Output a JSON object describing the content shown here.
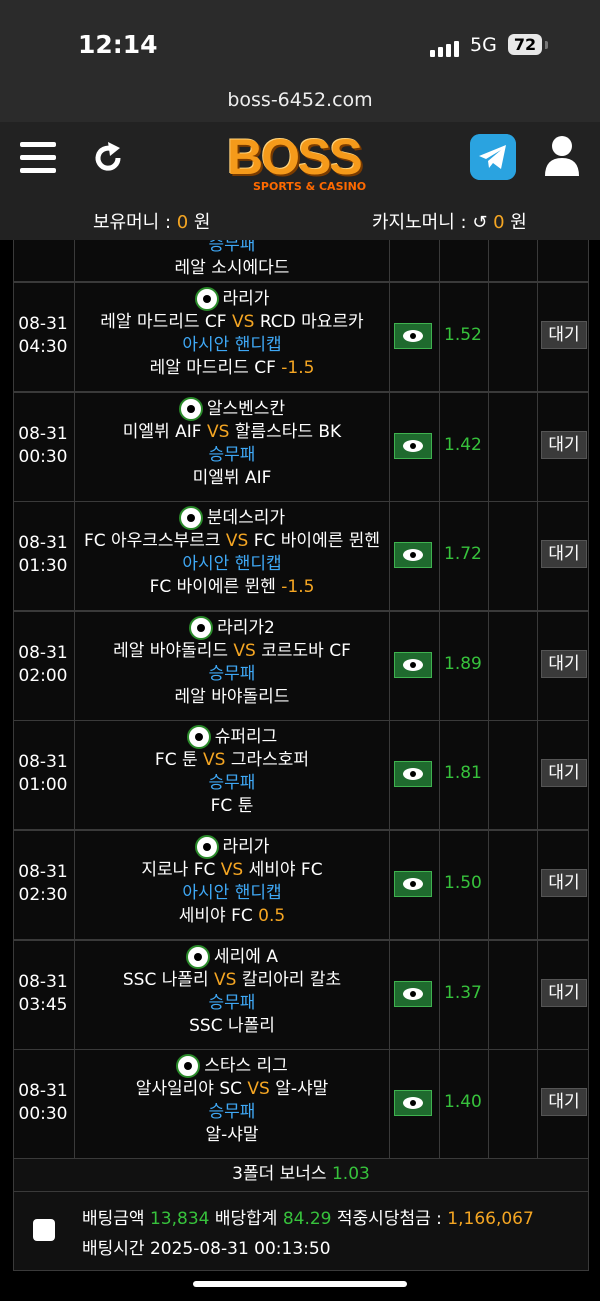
{
  "status": {
    "time": "12:14",
    "network": "5G",
    "battery": "72"
  },
  "url": "boss-6452.com",
  "header": {
    "logo": "BOSS",
    "logo_sub": "SPORTS & CASINO"
  },
  "balances": {
    "holding_label": "보유머니 : ",
    "holding_value": "0",
    "holding_unit": " 원",
    "casino_label": "카지노머니 : ",
    "casino_value": "0",
    "casino_unit": " 원"
  },
  "partial_row": {
    "market": "승무패",
    "pick": "레알 소시에다드"
  },
  "bets": [
    {
      "date": "08-31",
      "time": "04:30",
      "league": "라리가",
      "home": "레알 마드리드 CF",
      "away": "RCD 마요르카",
      "market": "아시안 핸디캡",
      "pick": "레알 마드리드 CF",
      "line": "-1.5",
      "odds": "1.52",
      "status": "대기"
    },
    {
      "date": "08-31",
      "time": "00:30",
      "league": "알스벤스칸",
      "home": "미엘뷔 AIF",
      "away": "할름스타드 BK",
      "market": "승무패",
      "pick": "미엘뷔 AIF",
      "line": "",
      "odds": "1.42",
      "status": "대기"
    },
    {
      "date": "08-31",
      "time": "01:30",
      "league": "분데스리가",
      "home": "FC 아우크스부르크",
      "away": "FC 바이에른 뮌헨",
      "market": "아시안 핸디캡",
      "pick": "FC 바이에른 뮌헨",
      "line": "-1.5",
      "odds": "1.72",
      "status": "대기"
    },
    {
      "date": "08-31",
      "time": "02:00",
      "league": "라리가2",
      "home": "레알 바야돌리드",
      "away": "코르도바 CF",
      "market": "승무패",
      "pick": "레알 바야돌리드",
      "line": "",
      "odds": "1.89",
      "status": "대기"
    },
    {
      "date": "08-31",
      "time": "01:00",
      "league": "슈퍼리그",
      "home": "FC 툰",
      "away": "그라스호퍼",
      "market": "승무패",
      "pick": "FC 툰",
      "line": "",
      "odds": "1.81",
      "status": "대기"
    },
    {
      "date": "08-31",
      "time": "02:30",
      "league": "라리가",
      "home": "지로나 FC",
      "away": "세비야 FC",
      "market": "아시안 핸디캡",
      "pick": "세비야 FC",
      "line": "0.5",
      "odds": "1.50",
      "status": "대기"
    },
    {
      "date": "08-31",
      "time": "03:45",
      "league": "세리에 A",
      "home": "SSC 나폴리",
      "away": "칼리아리 칼초",
      "market": "승무패",
      "pick": "SSC 나폴리",
      "line": "",
      "odds": "1.37",
      "status": "대기"
    },
    {
      "date": "08-31",
      "time": "00:30",
      "league": "스타스 리그",
      "home": "알사일리야 SC",
      "away": "알-샤말",
      "market": "승무패",
      "pick": "알-샤말",
      "line": "",
      "odds": "1.40",
      "status": "대기"
    }
  ],
  "vs": "VS",
  "bonus": {
    "label": "3폴더 보너스 ",
    "value": "1.03"
  },
  "summary": {
    "amount_label": "배팅금액 ",
    "amount": "13,834",
    "total_odds_label": " 배당합계 ",
    "total_odds": "84.29",
    "payout_label": " 적중시당첨금 : ",
    "payout": "1,166,067",
    "time_label": "배팅시간 ",
    "time": "2025-08-31 00:13:50"
  }
}
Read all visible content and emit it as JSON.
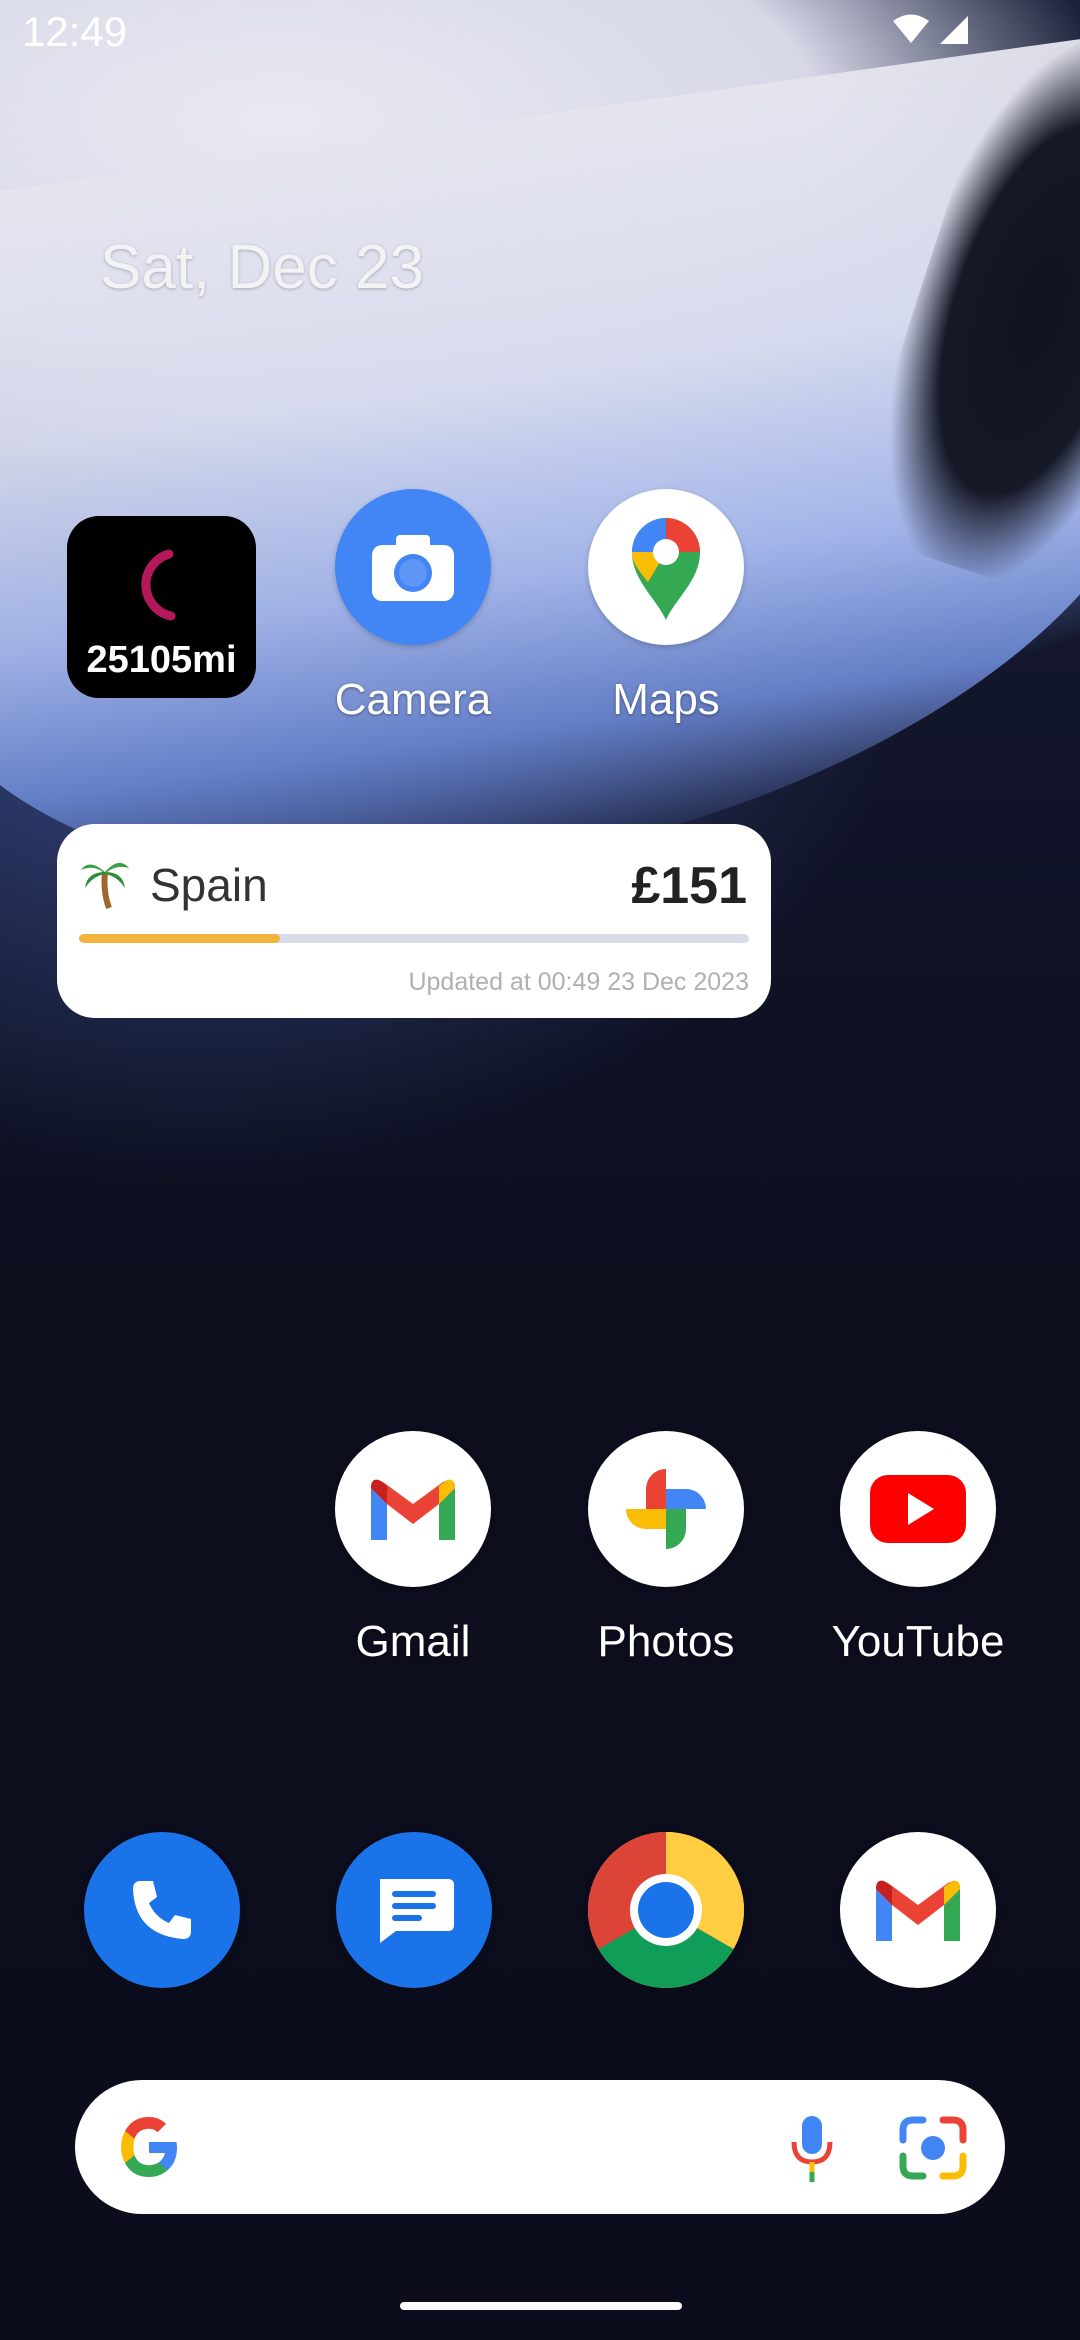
{
  "status_bar": {
    "time": "12:49"
  },
  "date": "Sat, Dec 23",
  "distance_widget": {
    "value": "25105mi"
  },
  "apps_row1": [
    {
      "label": "Camera"
    },
    {
      "label": "Maps"
    }
  ],
  "trip_widget": {
    "destination": "Spain",
    "amount": "£151",
    "progress": 0.3,
    "updated": "Updated at 00:49 23 Dec 2023"
  },
  "apps_row2": [
    {
      "label": "Gmail"
    },
    {
      "label": "Photos"
    },
    {
      "label": "YouTube"
    }
  ],
  "dock": [
    "phone-icon",
    "messages-icon",
    "chrome-icon",
    "gmail-icon"
  ],
  "colors": {
    "accent_google_blue": "#4285F4",
    "accent_google_red": "#EA4335",
    "accent_google_yellow": "#FBBC05",
    "accent_google_green": "#34A853",
    "progress_fill": "#f0b43a"
  }
}
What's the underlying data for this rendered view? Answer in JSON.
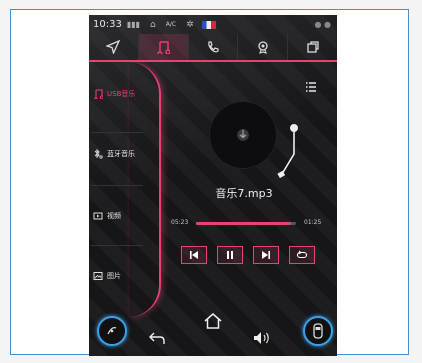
{
  "status_bar": {
    "time": "10:33",
    "ac_label": "A/C",
    "icons": [
      "signal-icon",
      "car-icon",
      "fan-icon",
      "flag-icon"
    ]
  },
  "top_nav": {
    "tabs": [
      {
        "icon": "navigation-icon"
      },
      {
        "icon": "music-icon",
        "active": true
      },
      {
        "icon": "phone-icon"
      },
      {
        "icon": "settings-badge-icon"
      },
      {
        "icon": "copy-icon"
      }
    ]
  },
  "sidebar": {
    "items": [
      {
        "label": "USB音乐",
        "icon": "usb-music-icon",
        "active": true
      },
      {
        "label": "蓝牙音乐",
        "icon": "bluetooth-music-icon"
      },
      {
        "label": "视频",
        "icon": "video-icon"
      },
      {
        "label": "图片",
        "icon": "image-icon"
      }
    ]
  },
  "player": {
    "song_title": "音乐7.mp3",
    "current_time": "05:23",
    "total_time": "01:25",
    "progress": 0.95,
    "controls": [
      "previous-icon",
      "pause-icon",
      "next-icon",
      "repeat-icon"
    ]
  },
  "bottom_bar": {
    "items": [
      "climate-dial-icon",
      "back-arrow-icon",
      "home-icon",
      "volume-icon",
      "car-status-icon"
    ]
  },
  "colors": {
    "accent": "#e84172",
    "background": "#161618",
    "ring": "#3ba0e6"
  }
}
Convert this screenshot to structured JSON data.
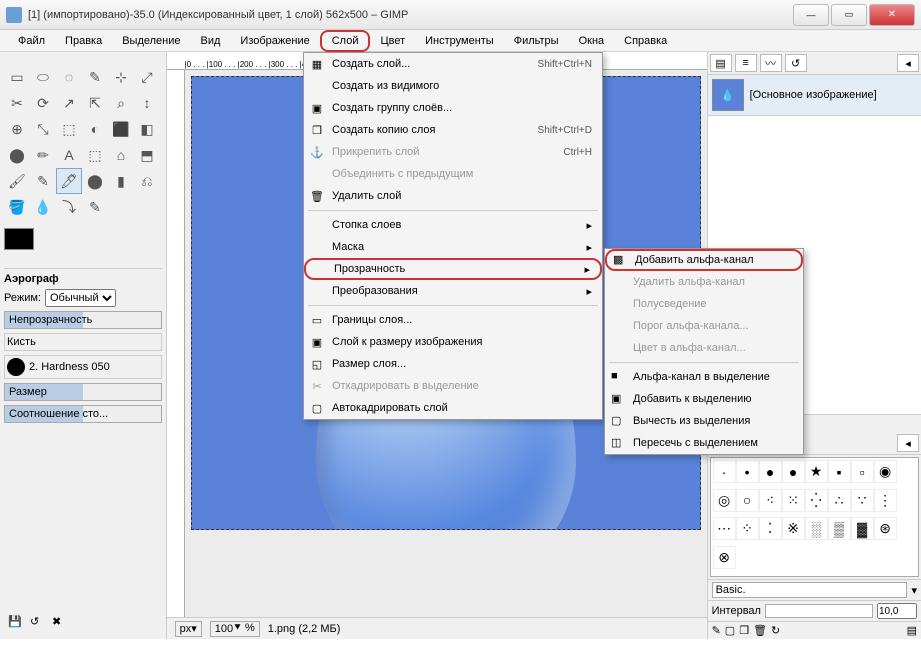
{
  "title": "[1] (импортировано)-35.0 (Индексированный цвет, 1 слой) 562x500 – GIMP",
  "menubar": [
    "Файл",
    "Правка",
    "Выделение",
    "Вид",
    "Изображение",
    "Слой",
    "Цвет",
    "Инструменты",
    "Фильтры",
    "Окна",
    "Справка"
  ],
  "active_menu_index": 5,
  "layer_menu": [
    {
      "label": "Создать слой...",
      "shortcut": "Shift+Ctrl+N",
      "icon": "▦"
    },
    {
      "label": "Создать из видимого"
    },
    {
      "label": "Создать группу слоёв...",
      "icon": "▣"
    },
    {
      "label": "Создать копию слоя",
      "shortcut": "Shift+Ctrl+D",
      "icon": "❐"
    },
    {
      "label": "Прикрепить слой",
      "shortcut": "Ctrl+H",
      "icon": "⚓",
      "disabled": true
    },
    {
      "label": "Объединить с предыдущим",
      "disabled": true
    },
    {
      "label": "Удалить слой",
      "icon": "🗑"
    },
    {
      "sep": true
    },
    {
      "label": "Стопка слоев",
      "arrow": true
    },
    {
      "label": "Маска",
      "arrow": true
    },
    {
      "label": "Прозрачность",
      "arrow": true,
      "highlight": true
    },
    {
      "label": "Преобразования",
      "arrow": true
    },
    {
      "sep": true
    },
    {
      "label": "Границы слоя...",
      "icon": "▭"
    },
    {
      "label": "Слой к размеру изображения",
      "icon": "▣"
    },
    {
      "label": "Размер слоя...",
      "icon": "◱"
    },
    {
      "label": "Откадрировать в выделение",
      "icon": "✂",
      "disabled": true
    },
    {
      "label": "Автокадрировать слой",
      "icon": "▢"
    }
  ],
  "transparency_submenu": [
    {
      "label": "Добавить альфа-канал",
      "highlight": true,
      "icon": "▩"
    },
    {
      "label": "Удалить альфа-канал",
      "disabled": true
    },
    {
      "label": "Полусведение",
      "disabled": true
    },
    {
      "label": "Порог альфа-канала...",
      "disabled": true
    },
    {
      "label": "Цвет в альфа-канал...",
      "disabled": true
    },
    {
      "sep": true
    },
    {
      "label": "Альфа-канал в выделение",
      "icon": "■"
    },
    {
      "label": "Добавить к выделению",
      "icon": "▣"
    },
    {
      "label": "Вычесть из выделения",
      "icon": "▢"
    },
    {
      "label": "Пересечь с выделением",
      "icon": "◫"
    }
  ],
  "tool_options": {
    "title": "Аэрограф",
    "mode_label": "Режим:",
    "mode_value": "Обычный",
    "opacity_label": "Непрозрачность",
    "brush_label": "Кисть",
    "brush_value": "2. Hardness 050",
    "size_label": "Размер",
    "ratio_label": "Соотношение сто..."
  },
  "status": {
    "unit": "px",
    "zoom": "100",
    "file": "1.png (2,2 МБ)"
  },
  "right": {
    "layer_label": "[Основное изображение]",
    "preset": "Basic.",
    "interval_label": "Интервал",
    "interval_value": "10,0"
  },
  "chart_data": null
}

# DIRECTIVE:
From the listing above, pick out each line where the word "this" appears.

# EXERCISE RESULT:
What's the underlying data for this rendered view? Answer in JSON.
Convert this screenshot to structured JSON data.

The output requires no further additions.